** begin **
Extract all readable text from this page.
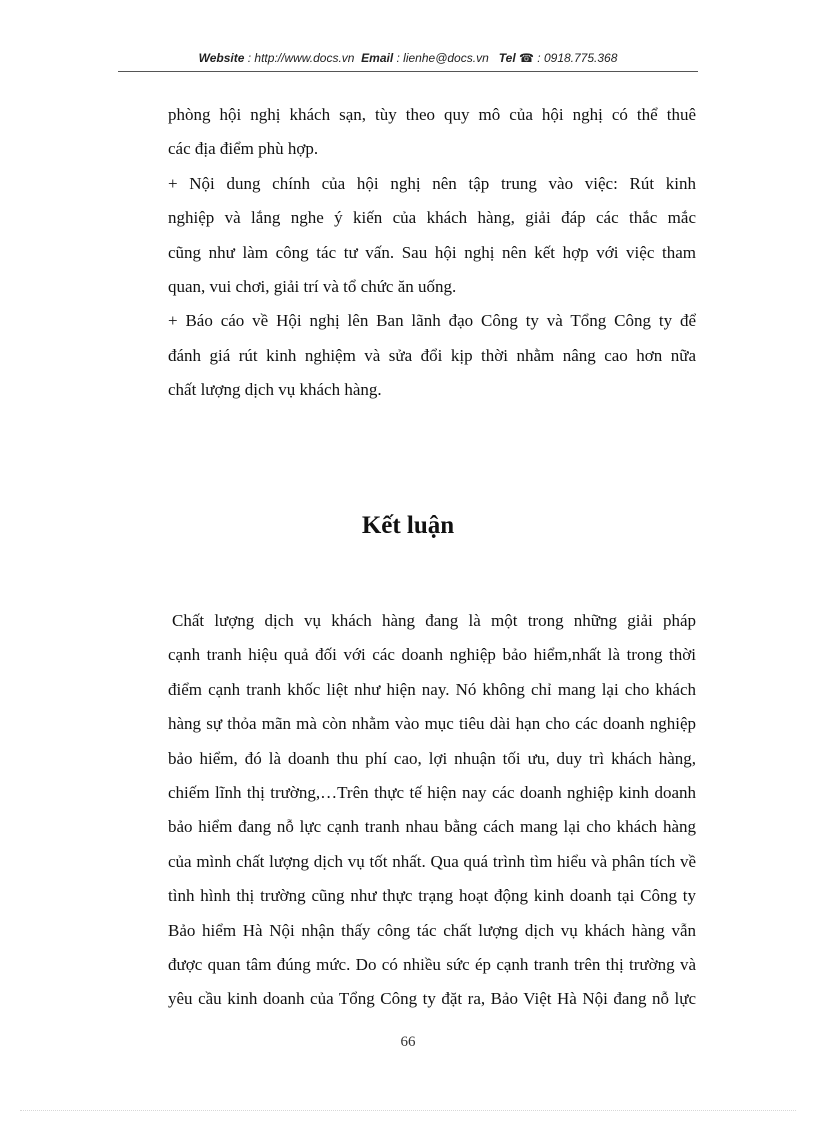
Website : http://www.docs.vn Email : lienhe@docs.vn Tel ☎ : 0918.775.368

phòng hội nghị khách sạn, tùy theo quy mô của hội nghị có thể thuê

các địa điểm phù hợp.

+ Nội dung chính của hội nghị nên tập trung vào việc: Rút kinh

nghiệp và lắng nghe ý kiến của khách hàng, giải đáp các thắc mắc

cũng như làm công tác tư vấn. Sau hội nghị nên kết hợp với việc tham

quan, vui chơi, giải trí và tổ chức ăn uống.

+ Báo cáo về Hội nghị lên Ban lãnh đạo Công ty và Tổng Công ty để

đánh giá rút kinh nghiệm và sửa đổi kịp thời nhằm nâng cao hơn nữa

chất lượng dịch vụ khách hàng.

Kết luận

Chất lượng dịch vụ khách hàng đang là một trong những giải pháp

cạnh tranh hiệu quả đối với các doanh nghiệp bảo hiểm,nhất là trong thời

điểm cạnh tranh khốc liệt như hiện nay. Nó không chỉ mang lại cho khách

hàng sự thỏa mãn mà còn nhằm vào mục tiêu dài hạn cho các doanh nghiệp

bảo hiểm, đó là doanh thu phí cao, lợi nhuận tối ưu, duy trì khách hàng,

chiếm lĩnh thị trường,…Trên thực tế hiện nay các doanh nghiệp kinh doanh

bảo hiểm đang nỗ lực cạnh tranh nhau bằng cách mang lại cho khách hàng

của mình chất lượng dịch vụ tốt nhất. Qua quá trình tìm hiểu và phân tích về

tình hình thị trường cũng như thực trạng hoạt động kinh doanh tại Công ty

Bảo hiểm Hà Nội nhận thấy công tác chất lượng dịch vụ khách hàng vẫn

được quan tâm đúng mức. Do có nhiều sức ép cạnh tranh trên thị trường và

yêu cầu kinh doanh của Tổng Công ty đặt ra, Bảo Việt Hà Nội đang nỗ lực

66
** end **
Challenge ::
The pictures in the entries should be left out; output everything else exactly.

The result ::
Extract all readable text from this page.
Website : http://www.docs.vn Email : lienhe@docs.vn Tel ☎ : 0918.775.368

phòng hội nghị khách sạn, tùy theo quy mô của hội nghị có thể thuê

các địa điểm phù hợp.

+ Nội dung chính của hội nghị nên tập trung vào việc: Rút kinh

nghiệp và lắng nghe ý kiến của khách hàng, giải đáp các thắc mắc

cũng như làm công tác tư vấn. Sau hội nghị nên kết hợp với việc tham

quan, vui chơi, giải trí và tổ chức ăn uống.

+ Báo cáo về Hội nghị lên Ban lãnh đạo Công ty và Tổng Công ty để

đánh giá rút kinh nghiệm và sửa đổi kịp thời nhằm nâng cao hơn nữa

chất lượng dịch vụ khách hàng.

Kết luận

Chất lượng dịch vụ khách hàng đang là một trong những giải pháp

cạnh tranh hiệu quả đối với các doanh nghiệp bảo hiểm,nhất là trong thời

điểm cạnh tranh khốc liệt như hiện nay. Nó không chỉ mang lại cho khách

hàng sự thỏa mãn mà còn nhằm vào mục tiêu dài hạn cho các doanh nghiệp

bảo hiểm, đó là doanh thu phí cao, lợi nhuận tối ưu, duy trì khách hàng,

chiếm lĩnh thị trường,…Trên thực tế hiện nay các doanh nghiệp kinh doanh

bảo hiểm đang nỗ lực cạnh tranh nhau bằng cách mang lại cho khách hàng

của mình chất lượng dịch vụ tốt nhất. Qua quá trình tìm hiểu và phân tích về

tình hình thị trường cũng như thực trạng hoạt động kinh doanh tại Công ty

Bảo hiểm Hà Nội nhận thấy công tác chất lượng dịch vụ khách hàng vẫn

được quan tâm đúng mức. Do có nhiều sức ép cạnh tranh trên thị trường và

yêu cầu kinh doanh của Tổng Công ty đặt ra, Bảo Việt Hà Nội đang nỗ lực

66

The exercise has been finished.